(Data entries for graphics)
/---

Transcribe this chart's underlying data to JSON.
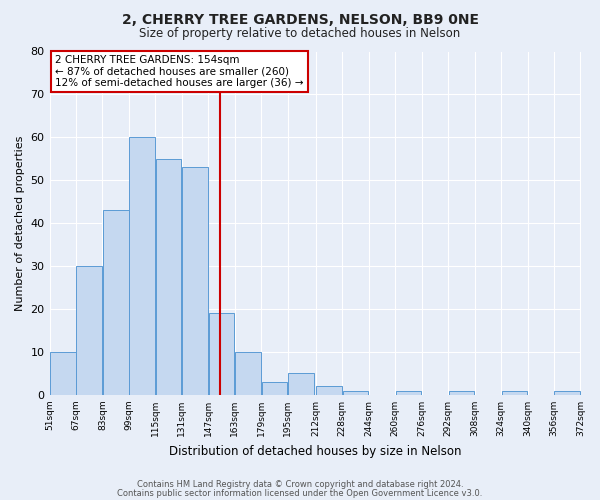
{
  "title": "2, CHERRY TREE GARDENS, NELSON, BB9 0NE",
  "subtitle": "Size of property relative to detached houses in Nelson",
  "xlabel": "Distribution of detached houses by size in Nelson",
  "ylabel": "Number of detached properties",
  "bar_color": "#c5d8f0",
  "bar_edge_color": "#5b9bd5",
  "background_color": "#e8eef8",
  "fig_background_color": "#e8eef8",
  "grid_color": "#ffffff",
  "bin_left_edges": [
    51,
    67,
    83,
    99,
    115,
    131,
    147,
    163,
    179,
    195,
    212,
    228,
    244,
    260,
    276,
    292,
    308,
    324,
    340,
    356
  ],
  "bin_width": 16,
  "bin_labels": [
    "51sqm",
    "67sqm",
    "83sqm",
    "99sqm",
    "115sqm",
    "131sqm",
    "147sqm",
    "163sqm",
    "179sqm",
    "195sqm",
    "212sqm",
    "228sqm",
    "244sqm",
    "260sqm",
    "276sqm",
    "292sqm",
    "308sqm",
    "324sqm",
    "340sqm",
    "356sqm",
    "372sqm"
  ],
  "bar_heights": [
    10,
    30,
    43,
    60,
    55,
    53,
    19,
    10,
    3,
    5,
    2,
    1,
    0,
    1,
    0,
    1,
    0,
    1,
    0,
    1
  ],
  "vline_x": 154,
  "vline_color": "#cc0000",
  "annotation_line1": "2 CHERRY TREE GARDENS: 154sqm",
  "annotation_line2": "← 87% of detached houses are smaller (260)",
  "annotation_line3": "12% of semi-detached houses are larger (36) →",
  "ylim": [
    0,
    80
  ],
  "yticks": [
    0,
    10,
    20,
    30,
    40,
    50,
    60,
    70,
    80
  ],
  "footer_line1": "Contains HM Land Registry data © Crown copyright and database right 2024.",
  "footer_line2": "Contains public sector information licensed under the Open Government Licence v3.0."
}
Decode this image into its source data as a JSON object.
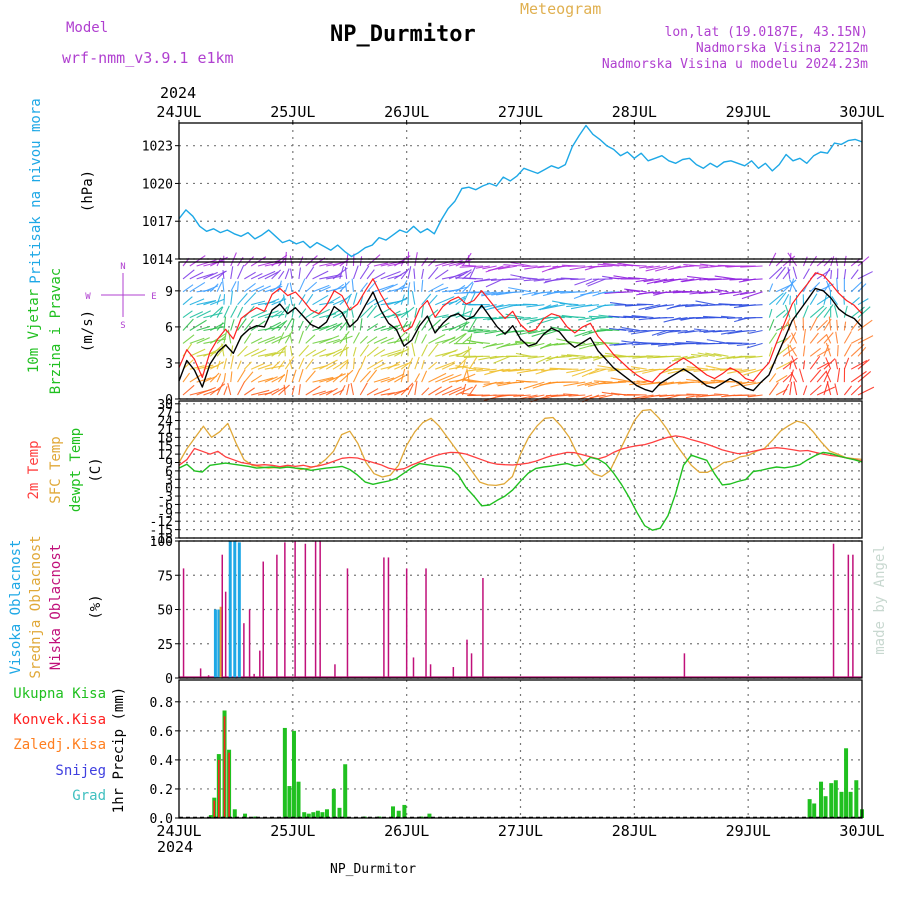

\---

- The task -
State the count of lines above containing the string "JSON", and add nothing to it.

- Worked solution -
2